> Task details
Leave out every picture, then transcribe the rest of the listing exactly.

begin Data shown

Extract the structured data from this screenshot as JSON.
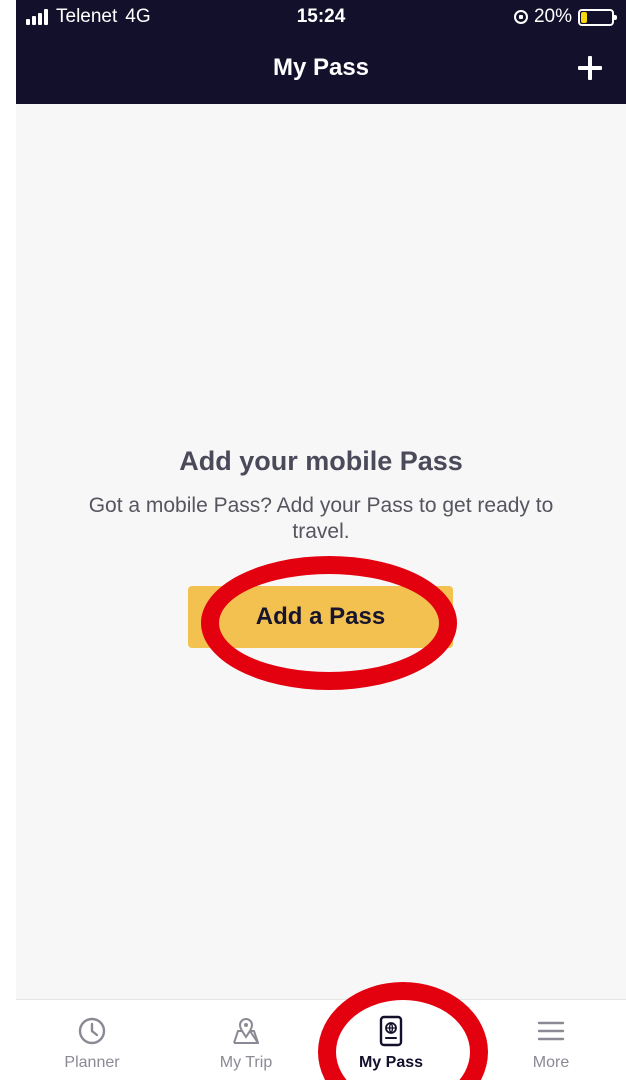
{
  "status_bar": {
    "carrier": "Telenet",
    "network": "4G",
    "time": "15:24",
    "battery_percent": "20%",
    "battery_level": 0.2
  },
  "header": {
    "title": "My Pass",
    "add_icon": "plus-icon"
  },
  "empty_state": {
    "title": "Add your mobile Pass",
    "description": "Got a mobile Pass? Add your Pass to get ready to travel.",
    "button_label": "Add a Pass"
  },
  "tabs": [
    {
      "label": "Planner",
      "icon": "clock-icon",
      "active": false
    },
    {
      "label": "My Trip",
      "icon": "map-pin-icon",
      "active": false
    },
    {
      "label": "My Pass",
      "icon": "passport-icon",
      "active": true
    },
    {
      "label": "More",
      "icon": "menu-icon",
      "active": false
    }
  ],
  "colors": {
    "header_bg": "#13102b",
    "accent": "#f2c14f",
    "annotation": "#e3000f",
    "page_bg": "#f7f7f7"
  }
}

end Data shown

> Result of the exercise
Extract the structured data from this screenshot as JSON.
{
  "status_bar": {
    "carrier": "Telenet",
    "network": "4G",
    "time": "15:24",
    "battery_percent": "20%",
    "battery_level": 0.2
  },
  "header": {
    "title": "My Pass",
    "add_icon": "plus-icon"
  },
  "empty_state": {
    "title": "Add your mobile Pass",
    "description": "Got a mobile Pass? Add your Pass to get ready to travel.",
    "button_label": "Add a Pass"
  },
  "tabs": [
    {
      "label": "Planner",
      "icon": "clock-icon",
      "active": false
    },
    {
      "label": "My Trip",
      "icon": "map-pin-icon",
      "active": false
    },
    {
      "label": "My Pass",
      "icon": "passport-icon",
      "active": true
    },
    {
      "label": "More",
      "icon": "menu-icon",
      "active": false
    }
  ],
  "colors": {
    "header_bg": "#13102b",
    "accent": "#f2c14f",
    "annotation": "#e3000f",
    "page_bg": "#f7f7f7"
  }
}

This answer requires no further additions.